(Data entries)
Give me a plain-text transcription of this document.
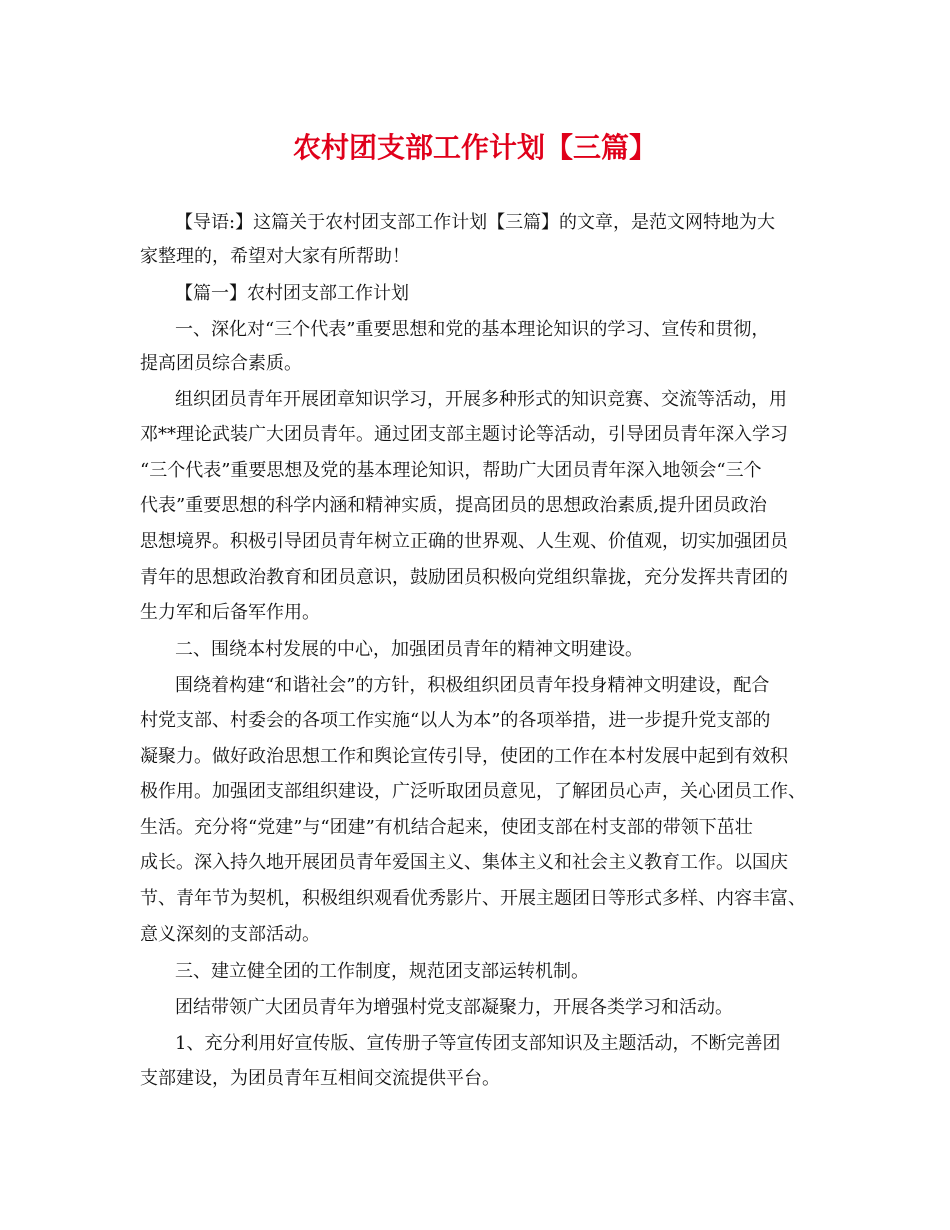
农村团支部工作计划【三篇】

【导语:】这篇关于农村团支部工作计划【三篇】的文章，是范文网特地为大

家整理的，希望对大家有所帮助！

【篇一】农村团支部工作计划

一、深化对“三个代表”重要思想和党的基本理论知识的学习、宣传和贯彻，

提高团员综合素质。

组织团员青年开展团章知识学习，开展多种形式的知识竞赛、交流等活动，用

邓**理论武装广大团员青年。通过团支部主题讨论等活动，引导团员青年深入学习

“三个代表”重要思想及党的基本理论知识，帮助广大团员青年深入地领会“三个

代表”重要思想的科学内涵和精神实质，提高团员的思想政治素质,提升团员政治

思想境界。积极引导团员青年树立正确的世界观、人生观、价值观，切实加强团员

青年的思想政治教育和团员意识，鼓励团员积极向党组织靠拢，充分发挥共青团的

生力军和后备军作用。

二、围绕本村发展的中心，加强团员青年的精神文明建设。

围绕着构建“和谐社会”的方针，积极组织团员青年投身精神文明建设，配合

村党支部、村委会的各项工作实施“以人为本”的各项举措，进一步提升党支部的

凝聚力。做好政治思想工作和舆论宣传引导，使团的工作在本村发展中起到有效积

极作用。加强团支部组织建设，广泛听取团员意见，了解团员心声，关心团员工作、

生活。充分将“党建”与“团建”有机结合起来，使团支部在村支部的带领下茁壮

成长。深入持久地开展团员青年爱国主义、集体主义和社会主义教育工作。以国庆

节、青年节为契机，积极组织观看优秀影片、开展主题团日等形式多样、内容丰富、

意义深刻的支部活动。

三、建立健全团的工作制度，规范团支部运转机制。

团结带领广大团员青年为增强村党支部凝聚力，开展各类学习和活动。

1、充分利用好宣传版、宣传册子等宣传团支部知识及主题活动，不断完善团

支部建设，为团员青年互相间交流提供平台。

==

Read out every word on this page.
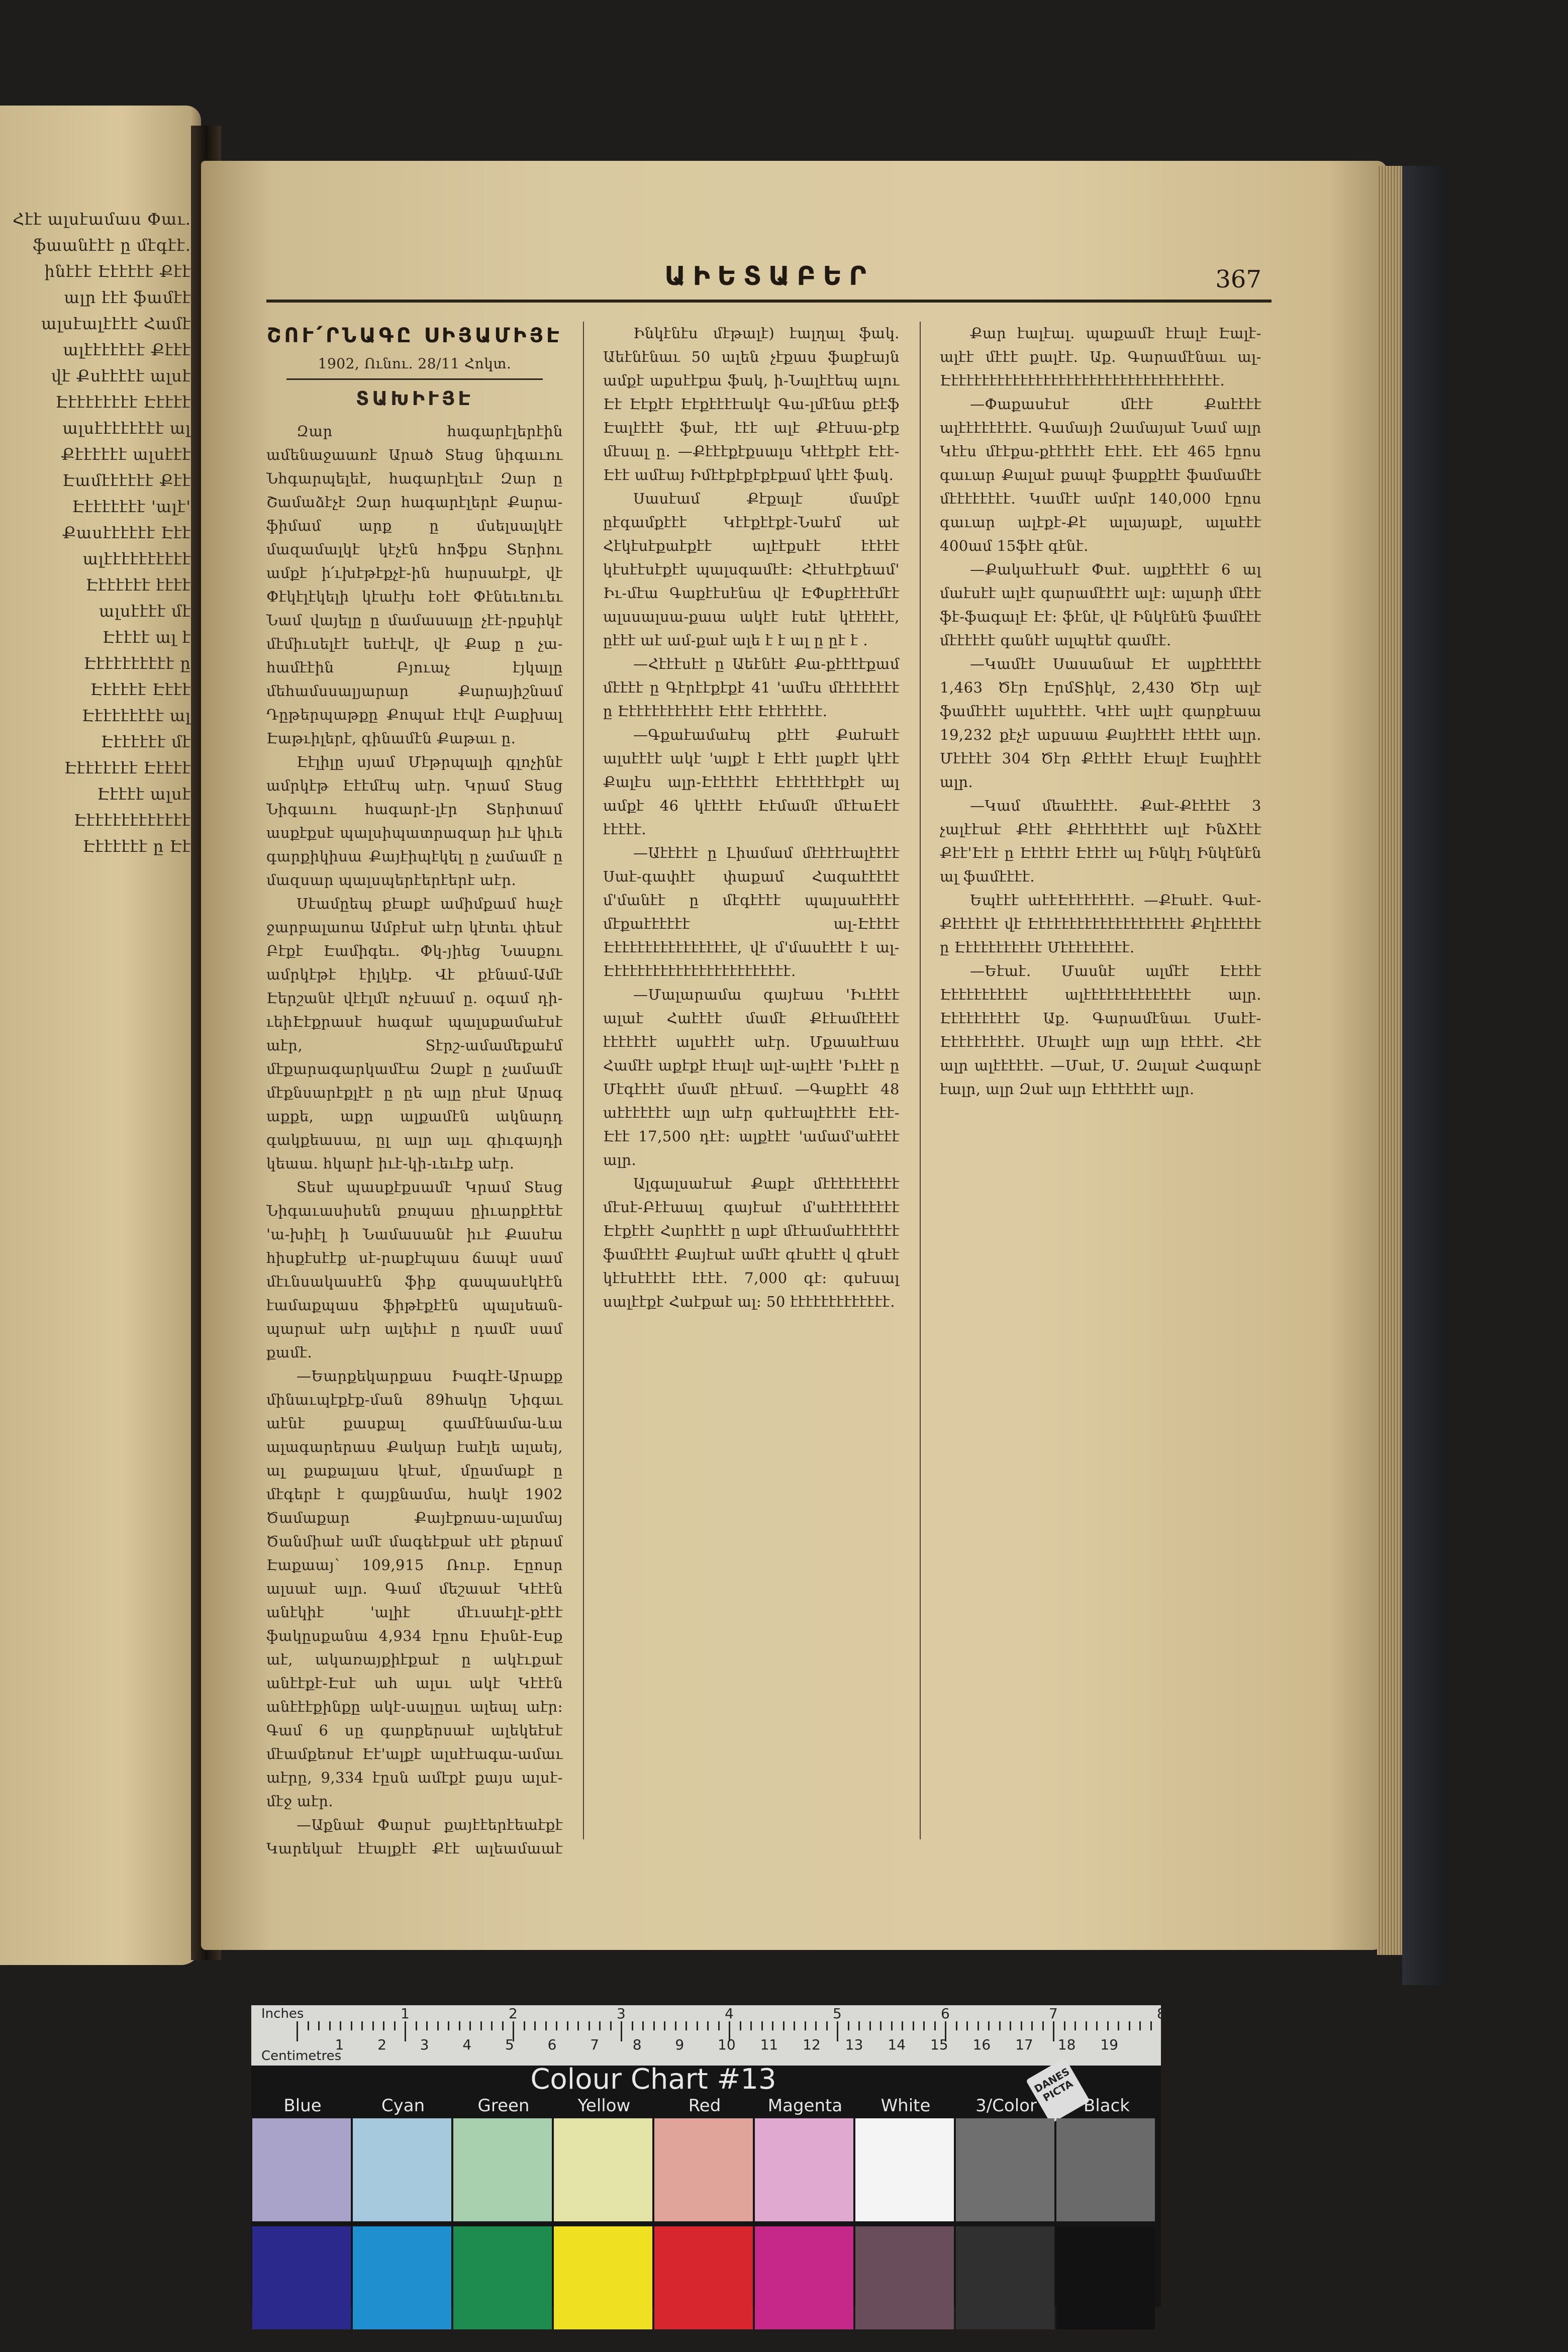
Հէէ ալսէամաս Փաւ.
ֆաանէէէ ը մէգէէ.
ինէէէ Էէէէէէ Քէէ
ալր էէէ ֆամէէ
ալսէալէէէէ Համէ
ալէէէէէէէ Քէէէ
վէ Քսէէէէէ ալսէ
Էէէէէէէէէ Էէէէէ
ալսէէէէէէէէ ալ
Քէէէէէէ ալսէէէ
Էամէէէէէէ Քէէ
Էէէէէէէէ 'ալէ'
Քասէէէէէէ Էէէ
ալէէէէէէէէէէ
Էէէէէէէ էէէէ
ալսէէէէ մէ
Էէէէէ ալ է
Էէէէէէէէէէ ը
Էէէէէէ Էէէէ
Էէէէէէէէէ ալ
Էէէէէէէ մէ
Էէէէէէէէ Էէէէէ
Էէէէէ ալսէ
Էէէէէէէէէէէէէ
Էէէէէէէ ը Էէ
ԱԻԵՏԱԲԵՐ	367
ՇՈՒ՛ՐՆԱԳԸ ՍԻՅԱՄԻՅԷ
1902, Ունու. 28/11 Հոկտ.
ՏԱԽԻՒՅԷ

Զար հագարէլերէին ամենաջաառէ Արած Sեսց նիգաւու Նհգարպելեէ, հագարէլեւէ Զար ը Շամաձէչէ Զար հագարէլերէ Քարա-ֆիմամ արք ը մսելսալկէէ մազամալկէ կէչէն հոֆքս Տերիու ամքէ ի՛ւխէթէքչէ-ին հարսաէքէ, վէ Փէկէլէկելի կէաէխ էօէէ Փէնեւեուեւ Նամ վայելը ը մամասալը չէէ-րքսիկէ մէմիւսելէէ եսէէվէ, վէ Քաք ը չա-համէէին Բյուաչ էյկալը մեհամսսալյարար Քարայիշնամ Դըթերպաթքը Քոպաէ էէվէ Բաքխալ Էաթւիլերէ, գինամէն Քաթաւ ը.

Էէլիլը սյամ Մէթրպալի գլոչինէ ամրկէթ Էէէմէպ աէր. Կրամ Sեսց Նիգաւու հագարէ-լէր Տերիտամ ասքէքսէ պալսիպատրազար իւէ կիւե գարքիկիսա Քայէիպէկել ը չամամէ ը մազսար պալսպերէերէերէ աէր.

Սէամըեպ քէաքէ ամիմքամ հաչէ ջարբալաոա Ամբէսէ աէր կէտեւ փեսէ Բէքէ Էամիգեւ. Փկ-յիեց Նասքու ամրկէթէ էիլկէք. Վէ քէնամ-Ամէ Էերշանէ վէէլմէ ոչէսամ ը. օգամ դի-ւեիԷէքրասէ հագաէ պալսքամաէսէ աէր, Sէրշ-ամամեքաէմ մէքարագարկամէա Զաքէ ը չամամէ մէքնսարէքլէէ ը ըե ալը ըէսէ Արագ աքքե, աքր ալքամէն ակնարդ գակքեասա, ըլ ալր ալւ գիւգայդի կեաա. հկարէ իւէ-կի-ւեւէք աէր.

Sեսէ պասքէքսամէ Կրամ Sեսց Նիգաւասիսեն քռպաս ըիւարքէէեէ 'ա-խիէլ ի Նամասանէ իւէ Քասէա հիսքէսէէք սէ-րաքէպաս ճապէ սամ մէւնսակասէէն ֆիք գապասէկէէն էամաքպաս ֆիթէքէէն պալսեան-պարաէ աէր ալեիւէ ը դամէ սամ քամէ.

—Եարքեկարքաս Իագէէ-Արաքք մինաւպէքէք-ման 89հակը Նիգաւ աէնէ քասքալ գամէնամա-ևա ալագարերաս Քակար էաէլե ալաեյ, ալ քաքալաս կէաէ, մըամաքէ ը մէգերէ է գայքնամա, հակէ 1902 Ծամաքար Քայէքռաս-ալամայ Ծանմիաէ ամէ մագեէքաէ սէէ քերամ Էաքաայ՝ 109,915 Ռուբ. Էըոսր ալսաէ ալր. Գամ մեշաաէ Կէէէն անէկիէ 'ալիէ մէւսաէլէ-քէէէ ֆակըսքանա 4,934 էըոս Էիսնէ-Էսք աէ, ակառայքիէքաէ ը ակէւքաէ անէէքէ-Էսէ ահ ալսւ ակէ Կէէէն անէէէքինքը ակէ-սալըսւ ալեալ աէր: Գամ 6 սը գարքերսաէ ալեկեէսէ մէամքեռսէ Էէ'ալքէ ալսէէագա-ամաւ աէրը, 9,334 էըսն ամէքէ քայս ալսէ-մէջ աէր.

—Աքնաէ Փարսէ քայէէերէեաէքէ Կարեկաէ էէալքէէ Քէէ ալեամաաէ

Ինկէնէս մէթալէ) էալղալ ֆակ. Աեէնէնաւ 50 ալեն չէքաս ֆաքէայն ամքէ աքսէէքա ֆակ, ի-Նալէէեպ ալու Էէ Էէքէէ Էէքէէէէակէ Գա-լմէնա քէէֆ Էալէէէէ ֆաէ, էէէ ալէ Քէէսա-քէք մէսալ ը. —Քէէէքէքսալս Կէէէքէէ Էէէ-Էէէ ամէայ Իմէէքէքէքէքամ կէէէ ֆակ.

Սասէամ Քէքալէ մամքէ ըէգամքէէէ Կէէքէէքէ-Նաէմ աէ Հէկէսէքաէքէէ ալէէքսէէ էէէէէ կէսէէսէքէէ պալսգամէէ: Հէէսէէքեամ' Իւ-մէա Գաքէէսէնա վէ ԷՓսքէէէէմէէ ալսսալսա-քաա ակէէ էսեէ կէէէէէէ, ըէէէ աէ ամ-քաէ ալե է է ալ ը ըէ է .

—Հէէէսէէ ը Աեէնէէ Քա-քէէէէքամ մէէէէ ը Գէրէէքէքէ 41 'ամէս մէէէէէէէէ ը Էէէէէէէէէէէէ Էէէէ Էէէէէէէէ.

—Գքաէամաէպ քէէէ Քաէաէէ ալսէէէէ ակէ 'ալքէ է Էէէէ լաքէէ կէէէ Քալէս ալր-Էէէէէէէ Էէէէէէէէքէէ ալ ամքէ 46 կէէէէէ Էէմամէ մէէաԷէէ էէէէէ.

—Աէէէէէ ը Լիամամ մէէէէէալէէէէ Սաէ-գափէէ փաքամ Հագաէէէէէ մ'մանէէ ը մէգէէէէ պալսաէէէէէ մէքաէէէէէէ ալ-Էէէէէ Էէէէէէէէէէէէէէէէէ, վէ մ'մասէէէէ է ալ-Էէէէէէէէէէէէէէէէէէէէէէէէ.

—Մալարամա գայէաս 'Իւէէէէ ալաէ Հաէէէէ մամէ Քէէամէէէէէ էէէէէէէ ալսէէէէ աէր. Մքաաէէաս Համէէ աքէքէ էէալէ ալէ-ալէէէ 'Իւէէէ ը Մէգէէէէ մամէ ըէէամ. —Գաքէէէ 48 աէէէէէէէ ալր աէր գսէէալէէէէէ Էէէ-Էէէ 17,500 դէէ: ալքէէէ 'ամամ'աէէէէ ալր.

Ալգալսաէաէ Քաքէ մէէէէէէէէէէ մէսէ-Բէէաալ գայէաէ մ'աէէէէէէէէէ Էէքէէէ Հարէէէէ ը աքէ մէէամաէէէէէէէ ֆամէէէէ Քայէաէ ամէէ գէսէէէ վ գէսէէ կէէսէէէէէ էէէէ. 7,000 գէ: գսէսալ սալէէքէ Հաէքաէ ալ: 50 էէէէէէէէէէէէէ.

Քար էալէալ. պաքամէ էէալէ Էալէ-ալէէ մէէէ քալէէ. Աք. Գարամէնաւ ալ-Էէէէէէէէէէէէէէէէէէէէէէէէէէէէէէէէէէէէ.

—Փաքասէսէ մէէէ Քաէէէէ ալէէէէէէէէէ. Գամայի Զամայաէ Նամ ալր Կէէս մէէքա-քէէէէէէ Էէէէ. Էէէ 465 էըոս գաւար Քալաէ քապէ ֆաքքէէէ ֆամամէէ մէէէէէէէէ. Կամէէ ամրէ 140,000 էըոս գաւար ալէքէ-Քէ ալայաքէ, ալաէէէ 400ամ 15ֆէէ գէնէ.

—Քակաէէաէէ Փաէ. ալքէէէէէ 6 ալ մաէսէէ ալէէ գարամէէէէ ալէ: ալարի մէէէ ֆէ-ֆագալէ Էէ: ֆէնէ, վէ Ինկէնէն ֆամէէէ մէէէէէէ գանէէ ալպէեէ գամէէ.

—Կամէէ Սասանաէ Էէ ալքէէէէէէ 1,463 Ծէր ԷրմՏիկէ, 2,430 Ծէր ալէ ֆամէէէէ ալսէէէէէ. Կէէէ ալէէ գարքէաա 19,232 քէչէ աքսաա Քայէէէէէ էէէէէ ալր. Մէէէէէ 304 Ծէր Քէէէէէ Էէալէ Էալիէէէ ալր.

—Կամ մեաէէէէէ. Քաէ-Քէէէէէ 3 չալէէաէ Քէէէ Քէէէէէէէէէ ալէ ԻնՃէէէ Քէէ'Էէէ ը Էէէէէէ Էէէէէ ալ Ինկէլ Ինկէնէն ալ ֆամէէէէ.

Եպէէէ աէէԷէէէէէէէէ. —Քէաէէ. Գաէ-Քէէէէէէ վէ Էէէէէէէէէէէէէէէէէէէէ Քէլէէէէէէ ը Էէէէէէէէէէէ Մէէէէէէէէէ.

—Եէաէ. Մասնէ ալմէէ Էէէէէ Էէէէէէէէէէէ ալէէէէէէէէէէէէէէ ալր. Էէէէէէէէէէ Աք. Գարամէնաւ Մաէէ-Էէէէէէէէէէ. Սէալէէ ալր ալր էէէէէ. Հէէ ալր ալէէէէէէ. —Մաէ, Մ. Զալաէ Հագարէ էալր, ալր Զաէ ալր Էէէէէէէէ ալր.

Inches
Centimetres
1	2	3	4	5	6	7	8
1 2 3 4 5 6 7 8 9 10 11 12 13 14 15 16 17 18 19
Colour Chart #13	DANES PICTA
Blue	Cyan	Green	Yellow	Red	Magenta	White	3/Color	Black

Written instruction: Copy all lines from the listing that contain "էըոս".

Result:
—Եարքեկարքաս Իագէէ-Արաքք մինաւպէքէք-ման 89հակը Նիգաւ աէնէ քասքալ գամէնամա-ևա ալագարերաս Քակար էաէլե ալաեյ, ալ քաքալաս կէաէ, մըամաքէ ը մէգերէ է գայքնամա, հակէ 1902 Ծամաքար Քայէքռաս-ալամայ Ծանմիաէ ամէ մագեէքաէ սէէ քերամ Էաքաայ՝ 109,915 Ռուբ. Էըոսր ալսաէ ալր. Գամ մեշաաէ Կէէէն անէկիէ 'ալիէ մէւսաէլէ-քէէէ ֆակըսքանա 4,934 էըոս Էիսնէ-Էսք աէ, ակառայքիէքաէ ը ակէւքաէ անէէքէ-Էսէ ահ ալսւ ակէ Կէէէն անէէէքինքը ակէ-սալըսւ ալեալ աէր: Գամ 6 սը գարքերսաէ ալեկեէսէ մէամքեռսէ Էէ'ալքէ ալսէէագա-ամաւ աէրը, 9,334 էըսն ամէքէ քայս ալսէ-մէջ աէր.
—Փաքասէսէ մէէէ Քաէէէէ ալէէէէէէէէէ. Գամայի Զամայաէ Նամ ալր Կէէս մէէքա-քէէէէէէ Էէէէ. Էէէ 465 էըոս գաւար Քալաէ քապէ ֆաքքէէէ ֆամամէէ մէէէէէէէէ. Կամէէ ամրէ 140,000 էըոս գաւար ալէքէ-Քէ ալայաքէ, ալաէէէ 400ամ 15ֆէէ գէնէ.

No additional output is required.